* _Exercise details_: Reproduce every line of the listing as written, apart from the pictures.

########################################

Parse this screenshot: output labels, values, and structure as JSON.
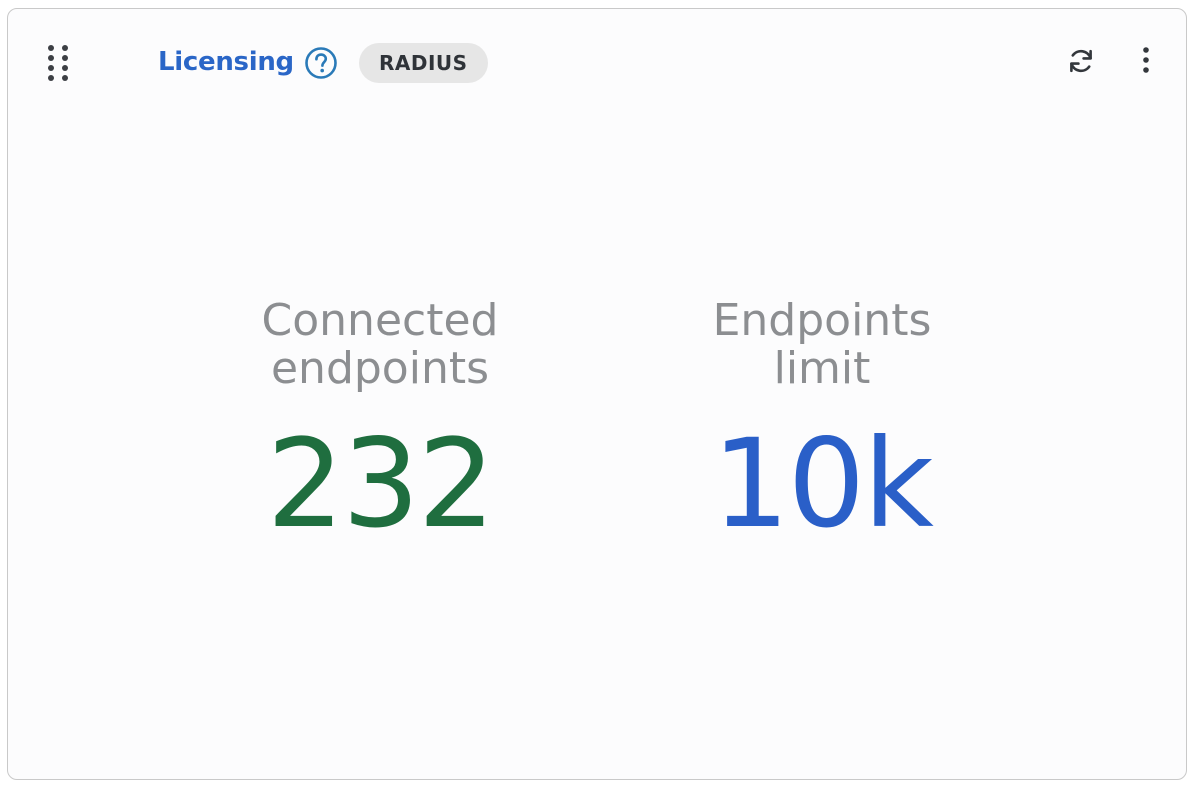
{
  "header": {
    "title": "Licensing",
    "badge": "RADIUS",
    "icons": {
      "drag": "drag-handle-icon",
      "help": "help-circle-icon",
      "refresh": "refresh-icon",
      "more": "more-vertical-icon"
    }
  },
  "metrics": {
    "connected": {
      "label_line1": "Connected",
      "label_line2": "endpoints",
      "value": "232",
      "color": "#1f6e3f"
    },
    "limit": {
      "label_line1": "Endpoints",
      "label_line2": "limit",
      "value": "10k",
      "color": "#2a5fc8"
    }
  },
  "colors": {
    "title": "#2a66c7",
    "label": "#8c8e91",
    "badge_bg": "#e6e6e6"
  }
}
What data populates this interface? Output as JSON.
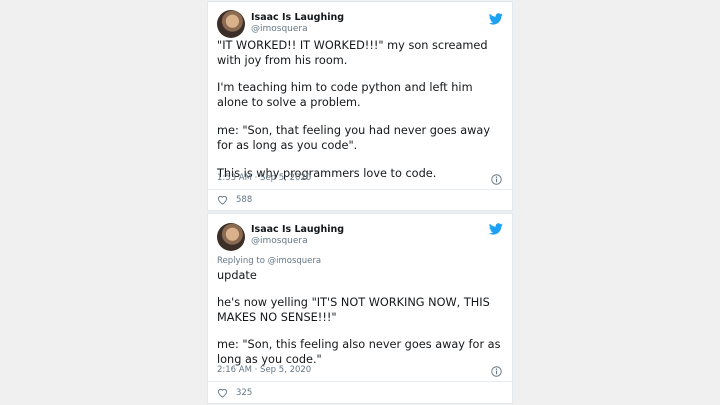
{
  "tweets": [
    {
      "author_name": "Isaac Is Laughing",
      "author_handle": "@imosquera",
      "lines": [
        "\"IT WORKED!! IT WORKED!!!\" my son screamed with joy from his room.",
        "I'm teaching him to code python and left him alone to solve a problem.",
        "me: \"Son, that feeling you had never goes away for as long as you code\".",
        "This is why programmers love to code."
      ],
      "timestamp": "1:53 AM · Sep 5, 2020",
      "likes": "588"
    },
    {
      "author_name": "Isaac Is Laughing",
      "author_handle": "@imosquera",
      "replying_to": "Replying to @imosquera",
      "lines": [
        "update",
        "he's now yelling \"IT'S NOT WORKING NOW, THIS MAKES NO SENSE!!!\"",
        "me: \"Son, this feeling also never goes away for as long as you code.\""
      ],
      "timestamp": "2:16 AM · Sep 5, 2020",
      "likes": "325"
    }
  ],
  "icons": {
    "brand": "twitter-bird-icon",
    "info": "info-icon",
    "like": "heart-icon"
  },
  "colors": {
    "twitter_blue": "#1da1f2",
    "secondary_text": "#657786",
    "primary_text": "#14171a"
  }
}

########################################

* _Answer for the task_:
Parse this screenshot: output labels, values, and structure as JSON.
{
  "header": {
    "title": "Licensing",
    "badge": "RADIUS",
    "icons": {
      "drag": "drag-handle-icon",
      "help": "help-circle-icon",
      "refresh": "refresh-icon",
      "more": "more-vertical-icon"
    }
  },
  "metrics": {
    "connected": {
      "label_line1": "Connected",
      "label_line2": "endpoints",
      "value": "232",
      "color": "#1f6e3f"
    },
    "limit": {
      "label_line1": "Endpoints",
      "label_line2": "limit",
      "value": "10k",
      "color": "#2a5fc8"
    }
  },
  "colors": {
    "title": "#2a66c7",
    "label": "#8c8e91",
    "badge_bg": "#e6e6e6"
  }
}
What data populates this interface? Output as JSON.
{
  "tweets": [
    {
      "author_name": "Isaac Is Laughing",
      "author_handle": "@imosquera",
      "lines": [
        "\"IT WORKED!! IT WORKED!!!\" my son screamed with joy from his room.",
        "I'm teaching him to code python and left him alone to solve a problem.",
        "me: \"Son, that feeling you had never goes away for as long as you code\".",
        "This is why programmers love to code."
      ],
      "timestamp": "1:53 AM · Sep 5, 2020",
      "likes": "588"
    },
    {
      "author_name": "Isaac Is Laughing",
      "author_handle": "@imosquera",
      "replying_to": "Replying to @imosquera",
      "lines": [
        "update",
        "he's now yelling \"IT'S NOT WORKING NOW, THIS MAKES NO SENSE!!!\"",
        "me: \"Son, this feeling also never goes away for as long as you code.\""
      ],
      "timestamp": "2:16 AM · Sep 5, 2020",
      "likes": "325"
    }
  ],
  "icons": {
    "brand": "twitter-bird-icon",
    "info": "info-icon",
    "like": "heart-icon"
  },
  "colors": {
    "twitter_blue": "#1da1f2",
    "secondary_text": "#657786",
    "primary_text": "#14171a"
  }
}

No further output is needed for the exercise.